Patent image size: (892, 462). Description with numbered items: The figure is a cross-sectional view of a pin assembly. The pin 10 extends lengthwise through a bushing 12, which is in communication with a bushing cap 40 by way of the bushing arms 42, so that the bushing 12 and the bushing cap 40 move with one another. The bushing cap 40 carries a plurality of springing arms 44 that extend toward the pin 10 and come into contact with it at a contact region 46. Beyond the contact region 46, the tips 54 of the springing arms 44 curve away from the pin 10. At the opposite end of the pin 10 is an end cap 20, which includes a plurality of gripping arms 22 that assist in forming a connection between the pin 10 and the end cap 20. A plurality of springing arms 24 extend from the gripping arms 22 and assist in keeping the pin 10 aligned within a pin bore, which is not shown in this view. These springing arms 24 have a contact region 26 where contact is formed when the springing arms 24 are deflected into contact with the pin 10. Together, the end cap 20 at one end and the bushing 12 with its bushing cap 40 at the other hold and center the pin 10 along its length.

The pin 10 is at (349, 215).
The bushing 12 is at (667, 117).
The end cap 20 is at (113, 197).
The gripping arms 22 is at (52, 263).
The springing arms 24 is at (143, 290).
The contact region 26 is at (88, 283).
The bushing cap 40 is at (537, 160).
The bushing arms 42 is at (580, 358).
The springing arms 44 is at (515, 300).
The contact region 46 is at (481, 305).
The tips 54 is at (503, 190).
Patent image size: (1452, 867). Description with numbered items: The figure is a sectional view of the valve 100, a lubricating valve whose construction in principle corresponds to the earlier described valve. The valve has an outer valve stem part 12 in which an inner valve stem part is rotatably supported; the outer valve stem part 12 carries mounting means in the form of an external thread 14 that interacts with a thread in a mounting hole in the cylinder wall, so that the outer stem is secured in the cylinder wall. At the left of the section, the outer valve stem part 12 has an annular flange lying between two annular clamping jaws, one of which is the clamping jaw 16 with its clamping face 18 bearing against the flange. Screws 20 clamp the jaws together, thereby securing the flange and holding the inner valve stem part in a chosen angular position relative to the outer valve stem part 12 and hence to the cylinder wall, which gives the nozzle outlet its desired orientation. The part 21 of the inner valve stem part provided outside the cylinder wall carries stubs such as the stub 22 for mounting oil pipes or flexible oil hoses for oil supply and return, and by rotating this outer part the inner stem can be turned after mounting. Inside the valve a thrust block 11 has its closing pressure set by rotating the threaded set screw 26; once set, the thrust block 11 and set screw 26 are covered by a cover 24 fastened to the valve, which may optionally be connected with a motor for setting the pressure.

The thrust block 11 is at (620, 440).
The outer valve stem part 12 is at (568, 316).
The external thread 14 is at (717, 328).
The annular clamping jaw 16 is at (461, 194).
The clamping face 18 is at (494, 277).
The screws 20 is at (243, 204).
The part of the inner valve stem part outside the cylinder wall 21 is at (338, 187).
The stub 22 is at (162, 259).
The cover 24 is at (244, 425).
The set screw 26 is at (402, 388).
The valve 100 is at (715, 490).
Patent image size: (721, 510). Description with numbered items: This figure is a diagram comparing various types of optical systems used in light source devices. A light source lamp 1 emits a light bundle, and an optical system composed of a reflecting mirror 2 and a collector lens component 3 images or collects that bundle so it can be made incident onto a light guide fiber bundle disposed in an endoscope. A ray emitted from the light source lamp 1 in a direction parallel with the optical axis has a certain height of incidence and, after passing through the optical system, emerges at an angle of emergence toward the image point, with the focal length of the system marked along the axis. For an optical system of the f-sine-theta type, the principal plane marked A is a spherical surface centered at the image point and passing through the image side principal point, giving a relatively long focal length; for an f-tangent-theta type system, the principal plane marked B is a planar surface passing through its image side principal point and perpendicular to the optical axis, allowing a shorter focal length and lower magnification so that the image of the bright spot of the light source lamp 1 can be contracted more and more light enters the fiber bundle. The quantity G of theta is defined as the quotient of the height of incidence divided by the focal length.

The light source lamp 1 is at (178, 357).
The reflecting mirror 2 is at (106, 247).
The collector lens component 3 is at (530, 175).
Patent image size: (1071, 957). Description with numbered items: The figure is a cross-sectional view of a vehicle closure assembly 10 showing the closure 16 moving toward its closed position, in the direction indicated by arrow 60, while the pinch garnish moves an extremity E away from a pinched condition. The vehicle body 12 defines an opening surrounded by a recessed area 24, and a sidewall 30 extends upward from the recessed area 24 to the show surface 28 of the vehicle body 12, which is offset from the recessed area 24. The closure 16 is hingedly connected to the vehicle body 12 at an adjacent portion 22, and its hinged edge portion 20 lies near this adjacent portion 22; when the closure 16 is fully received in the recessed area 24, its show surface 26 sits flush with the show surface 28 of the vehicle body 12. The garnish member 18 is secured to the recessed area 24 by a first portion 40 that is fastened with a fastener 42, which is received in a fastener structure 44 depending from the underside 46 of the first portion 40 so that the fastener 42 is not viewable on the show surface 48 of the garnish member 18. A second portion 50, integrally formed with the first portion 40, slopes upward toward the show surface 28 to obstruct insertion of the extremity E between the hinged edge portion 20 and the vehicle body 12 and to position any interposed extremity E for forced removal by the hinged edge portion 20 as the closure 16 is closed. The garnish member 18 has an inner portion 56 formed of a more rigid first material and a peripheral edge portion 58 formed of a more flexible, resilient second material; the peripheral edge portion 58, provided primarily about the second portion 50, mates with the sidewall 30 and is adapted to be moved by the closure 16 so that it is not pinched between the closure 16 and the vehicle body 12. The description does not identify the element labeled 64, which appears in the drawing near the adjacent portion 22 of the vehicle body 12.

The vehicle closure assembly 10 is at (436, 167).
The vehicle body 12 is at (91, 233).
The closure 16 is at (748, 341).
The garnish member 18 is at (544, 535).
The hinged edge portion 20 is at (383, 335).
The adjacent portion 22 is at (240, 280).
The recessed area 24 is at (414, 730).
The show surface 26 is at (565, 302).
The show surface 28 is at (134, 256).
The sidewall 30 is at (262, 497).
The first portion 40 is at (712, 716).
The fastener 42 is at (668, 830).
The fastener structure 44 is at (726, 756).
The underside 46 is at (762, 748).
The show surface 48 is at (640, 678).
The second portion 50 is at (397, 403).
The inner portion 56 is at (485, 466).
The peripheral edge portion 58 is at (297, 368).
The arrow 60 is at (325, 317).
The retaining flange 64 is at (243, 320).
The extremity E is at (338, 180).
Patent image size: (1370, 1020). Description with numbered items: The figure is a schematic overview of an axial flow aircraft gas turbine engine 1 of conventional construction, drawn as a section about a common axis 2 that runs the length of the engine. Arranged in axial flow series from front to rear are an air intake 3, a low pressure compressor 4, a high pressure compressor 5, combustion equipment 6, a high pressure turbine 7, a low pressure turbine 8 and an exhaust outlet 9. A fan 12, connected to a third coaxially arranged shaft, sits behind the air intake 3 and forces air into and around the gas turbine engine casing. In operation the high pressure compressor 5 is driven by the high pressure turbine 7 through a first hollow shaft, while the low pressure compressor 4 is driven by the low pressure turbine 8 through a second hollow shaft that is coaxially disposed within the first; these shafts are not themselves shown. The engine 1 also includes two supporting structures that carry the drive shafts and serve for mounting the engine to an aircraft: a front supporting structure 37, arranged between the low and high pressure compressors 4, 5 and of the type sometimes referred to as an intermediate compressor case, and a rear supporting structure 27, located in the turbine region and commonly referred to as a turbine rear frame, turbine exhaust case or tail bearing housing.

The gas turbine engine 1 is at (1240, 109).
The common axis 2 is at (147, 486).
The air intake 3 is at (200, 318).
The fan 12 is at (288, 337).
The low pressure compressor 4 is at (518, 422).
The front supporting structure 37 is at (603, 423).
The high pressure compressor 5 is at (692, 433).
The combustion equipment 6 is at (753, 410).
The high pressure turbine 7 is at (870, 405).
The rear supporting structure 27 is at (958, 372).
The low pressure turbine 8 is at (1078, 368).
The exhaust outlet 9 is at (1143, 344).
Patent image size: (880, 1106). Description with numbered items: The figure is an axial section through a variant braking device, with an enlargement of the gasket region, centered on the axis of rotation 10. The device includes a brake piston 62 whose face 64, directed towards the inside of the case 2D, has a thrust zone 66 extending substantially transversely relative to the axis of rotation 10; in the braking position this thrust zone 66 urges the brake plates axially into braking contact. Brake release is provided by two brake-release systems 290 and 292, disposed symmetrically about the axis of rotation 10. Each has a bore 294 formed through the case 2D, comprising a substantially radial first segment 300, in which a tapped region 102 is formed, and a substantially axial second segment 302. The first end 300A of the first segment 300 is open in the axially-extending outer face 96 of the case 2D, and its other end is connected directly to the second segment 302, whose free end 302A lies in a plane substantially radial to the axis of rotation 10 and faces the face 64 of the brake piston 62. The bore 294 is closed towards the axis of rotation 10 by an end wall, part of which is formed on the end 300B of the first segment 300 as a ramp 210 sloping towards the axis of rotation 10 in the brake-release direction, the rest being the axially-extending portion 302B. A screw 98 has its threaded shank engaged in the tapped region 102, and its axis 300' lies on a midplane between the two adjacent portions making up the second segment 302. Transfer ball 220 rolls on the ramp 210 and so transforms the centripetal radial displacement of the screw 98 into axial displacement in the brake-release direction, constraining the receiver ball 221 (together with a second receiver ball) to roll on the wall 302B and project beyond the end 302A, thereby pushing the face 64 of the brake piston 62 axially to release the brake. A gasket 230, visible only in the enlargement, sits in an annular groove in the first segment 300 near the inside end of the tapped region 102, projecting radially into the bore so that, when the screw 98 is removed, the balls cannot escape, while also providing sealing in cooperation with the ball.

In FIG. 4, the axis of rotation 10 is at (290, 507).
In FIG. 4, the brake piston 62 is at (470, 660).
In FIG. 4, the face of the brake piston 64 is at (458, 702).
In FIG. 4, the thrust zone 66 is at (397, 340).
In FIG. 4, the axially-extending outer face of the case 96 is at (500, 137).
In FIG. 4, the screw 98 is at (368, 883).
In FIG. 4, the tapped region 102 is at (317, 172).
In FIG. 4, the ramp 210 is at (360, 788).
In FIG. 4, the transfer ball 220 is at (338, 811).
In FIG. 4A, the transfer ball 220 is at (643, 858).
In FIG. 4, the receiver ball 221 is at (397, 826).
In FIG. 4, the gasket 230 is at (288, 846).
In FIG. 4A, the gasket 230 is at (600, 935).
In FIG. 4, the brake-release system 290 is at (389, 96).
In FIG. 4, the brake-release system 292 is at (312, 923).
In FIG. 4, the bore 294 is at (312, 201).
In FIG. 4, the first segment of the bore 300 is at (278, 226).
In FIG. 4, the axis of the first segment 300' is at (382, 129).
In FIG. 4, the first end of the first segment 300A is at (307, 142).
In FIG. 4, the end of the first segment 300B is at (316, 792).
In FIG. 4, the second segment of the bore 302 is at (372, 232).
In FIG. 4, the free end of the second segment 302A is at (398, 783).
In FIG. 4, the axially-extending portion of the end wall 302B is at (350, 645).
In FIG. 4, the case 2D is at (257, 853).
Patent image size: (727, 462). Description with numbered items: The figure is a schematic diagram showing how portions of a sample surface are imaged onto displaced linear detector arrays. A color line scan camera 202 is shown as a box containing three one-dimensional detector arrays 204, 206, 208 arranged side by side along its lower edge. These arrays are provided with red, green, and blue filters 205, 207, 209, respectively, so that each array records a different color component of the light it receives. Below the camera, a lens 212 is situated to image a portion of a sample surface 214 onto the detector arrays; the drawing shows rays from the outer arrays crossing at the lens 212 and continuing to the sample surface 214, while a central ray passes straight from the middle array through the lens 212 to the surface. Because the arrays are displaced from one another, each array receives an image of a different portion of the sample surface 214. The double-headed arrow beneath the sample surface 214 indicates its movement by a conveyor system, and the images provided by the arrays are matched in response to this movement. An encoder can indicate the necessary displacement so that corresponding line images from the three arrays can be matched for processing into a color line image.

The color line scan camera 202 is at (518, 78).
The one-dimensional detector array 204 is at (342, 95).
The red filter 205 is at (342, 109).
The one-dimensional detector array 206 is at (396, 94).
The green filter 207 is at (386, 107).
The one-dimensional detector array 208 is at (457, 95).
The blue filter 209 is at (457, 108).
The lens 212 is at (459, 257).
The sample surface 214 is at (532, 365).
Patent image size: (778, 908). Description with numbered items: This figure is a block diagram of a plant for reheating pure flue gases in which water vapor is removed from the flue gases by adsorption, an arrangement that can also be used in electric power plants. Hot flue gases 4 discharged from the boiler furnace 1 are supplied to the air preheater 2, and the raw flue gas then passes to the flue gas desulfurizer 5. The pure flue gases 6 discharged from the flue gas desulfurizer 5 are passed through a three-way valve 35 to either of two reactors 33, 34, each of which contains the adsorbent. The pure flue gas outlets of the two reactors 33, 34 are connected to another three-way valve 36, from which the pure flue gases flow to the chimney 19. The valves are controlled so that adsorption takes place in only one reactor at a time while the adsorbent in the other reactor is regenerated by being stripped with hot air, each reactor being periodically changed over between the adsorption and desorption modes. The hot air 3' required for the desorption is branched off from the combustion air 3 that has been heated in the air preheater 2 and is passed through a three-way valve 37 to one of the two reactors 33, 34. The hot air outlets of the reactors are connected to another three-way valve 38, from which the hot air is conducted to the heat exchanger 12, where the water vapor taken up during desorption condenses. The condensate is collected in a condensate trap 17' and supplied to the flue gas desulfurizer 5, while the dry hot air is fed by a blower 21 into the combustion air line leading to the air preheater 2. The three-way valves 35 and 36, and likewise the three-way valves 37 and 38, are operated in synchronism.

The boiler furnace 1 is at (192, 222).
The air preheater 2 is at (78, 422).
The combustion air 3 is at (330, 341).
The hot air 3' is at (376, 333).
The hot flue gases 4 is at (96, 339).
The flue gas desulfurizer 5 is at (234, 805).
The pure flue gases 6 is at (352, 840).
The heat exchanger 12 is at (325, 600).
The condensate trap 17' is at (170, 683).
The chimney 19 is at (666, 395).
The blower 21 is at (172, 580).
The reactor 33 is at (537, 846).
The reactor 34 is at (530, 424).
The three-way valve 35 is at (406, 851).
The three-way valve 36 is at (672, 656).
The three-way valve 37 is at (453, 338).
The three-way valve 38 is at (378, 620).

* * * * * * * * *

## El ejercicio
Expresa como una lista JSON de cadenas las líneas que van desde la que contiene "Patent image size: (727, 462)." hasta la que contiene "The sample surface 214 is at (532, 365).", ambas incluidas. Usa una cadena por línea y omite las líneas en blanco.

## Solución propuesta
[
  "Patent image size: (727, 462). Description with numbered items: The figure is a schematic diagram showing how portions of a sample surface are imaged onto displaced linear detector arrays. A color line scan camera 202 is shown as a box containing three one-dimensional detector arrays 204, 206, 208 arranged side by side along its lower edge. These arrays are provided with red, green, and blue filters 205, 207, 209, respectively, so that each array records a different color component of the light it receives. Below the camera, a lens 212 is situated to image a portion of a sample surface 214 onto the detector arrays; the drawing shows rays from the outer arrays crossing at the lens 212 and continuing to the sample surface 214, while a central ray passes straight from the middle array through the lens 212 to the surface. Because the arrays are displaced from one another, each array receives an image of a different portion of the sample surface 214. The double-headed arrow beneath the sample surface 214 indicates its movement by a conveyor system, and the images provided by the arrays are matched in response to this movement. An encoder can indicate the necessary displacement so that corresponding line images from the three arrays can be matched for processing into a color line image.",
  "The color line scan camera 202 is at (518, 78).",
  "The one-dimensional detector array 204 is at (342, 95).",
  "The red filter 205 is at (342, 109).",
  "The one-dimensional detector array 206 is at (396, 94).",
  "The green filter 207 is at (386, 107).",
  "The one-dimensional detector array 208 is at (457, 95).",
  "The blue filter 209 is at (457, 108).",
  "The lens 212 is at (459, 257).",
  "The sample surface 214 is at (532, 365)."
]